• Data section:
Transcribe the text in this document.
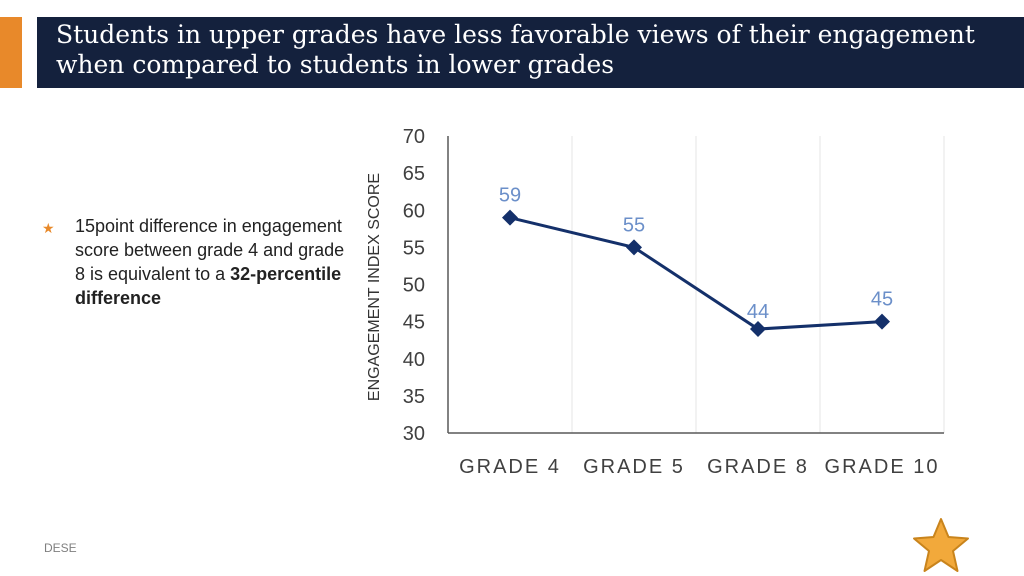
Students in upper grades have less favorable views of their engagement when compared to students in lower grades
★ 15point difference in engagement score between grade 4 and grade 8 is equivalent to a 32-percentile difference
70
65
60
55
50
45
40
35
30
GRADE 4 GRADE 5 GRADE 8 GRADE 10
ENGAGEMENT INDEX SCORE	59
55
44
45
DESE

• Problem statement: Retype the data above exactly; pictures are not part of the copy.

• Response for this exercise:
Transcribe the text in this document.
Students in upper grades have less favorable views of their engagement when compared to students in lower grades
★ 15point difference in engagement score between grade 4 and grade 8 is equivalent to a 32-percentile difference
70
65
60
55
50
45
40
35
30
GRADE 4 GRADE 5 GRADE 8 GRADE 10
ENGAGEMENT INDEX SCORE	59
55
44
45
DESE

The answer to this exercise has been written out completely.